» **Exercise prompt**
Write out every entry word for word.

» **Listed entries**

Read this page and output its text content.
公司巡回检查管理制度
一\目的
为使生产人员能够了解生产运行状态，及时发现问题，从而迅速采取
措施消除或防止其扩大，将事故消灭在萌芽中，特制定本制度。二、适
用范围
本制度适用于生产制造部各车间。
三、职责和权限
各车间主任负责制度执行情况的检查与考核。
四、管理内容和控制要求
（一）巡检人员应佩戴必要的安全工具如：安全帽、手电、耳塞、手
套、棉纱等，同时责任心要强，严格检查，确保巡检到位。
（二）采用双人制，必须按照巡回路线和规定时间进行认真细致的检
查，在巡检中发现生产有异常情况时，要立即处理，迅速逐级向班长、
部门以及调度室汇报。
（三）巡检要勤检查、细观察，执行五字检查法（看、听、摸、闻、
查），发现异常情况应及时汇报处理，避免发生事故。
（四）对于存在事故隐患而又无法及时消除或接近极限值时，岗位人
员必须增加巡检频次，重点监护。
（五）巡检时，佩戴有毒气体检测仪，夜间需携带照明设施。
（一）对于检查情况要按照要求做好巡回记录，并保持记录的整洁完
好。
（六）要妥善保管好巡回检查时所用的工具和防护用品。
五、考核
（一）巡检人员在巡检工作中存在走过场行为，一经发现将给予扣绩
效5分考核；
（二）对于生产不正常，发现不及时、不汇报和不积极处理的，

» **Complete answer**
Read this page and output its text content.
公司巡回检查管理制度
一\目的
为使生产人员能够了解生产运行状态，及时发现问题，从而迅速采取
措施消除或防止其扩大，将事故消灭在萌芽中，特制定本制度。二、适
用范围
本制度适用于生产制造部各车间。
三、职责和权限
各车间主任负责制度执行情况的检查与考核。
四、管理内容和控制要求
（一）巡检人员应佩戴必要的安全工具如：安全帽、手电、耳塞、手
套、棉纱等，同时责任心要强，严格检查，确保巡检到位。
（二）采用双人制，必须按照巡回路线和规定时间进行认真细致的检
查，在巡检中发现生产有异常情况时，要立即处理，迅速逐级向班长、
部门以及调度室汇报。
（三）巡检要勤检查、细观察，执行五字检查法（看、听、摸、闻、
查），发现异常情况应及时汇报处理，避免发生事故。
（四）对于存在事故隐患而又无法及时消除或接近极限值时，岗位人
员必须增加巡检频次，重点监护。
（五）巡检时，佩戴有毒气体检测仪，夜间需携带照明设施。
（一）对于检查情况要按照要求做好巡回记录，并保持记录的整洁完
好。
（六）要妥善保管好巡回检查时所用的工具和防护用品。
五、考核
（一）巡检人员在巡检工作中存在走过场行为，一经发现将给予扣绩
效5分考核；
（二）对于生产不正常，发现不及时、不汇报和不积极处理的，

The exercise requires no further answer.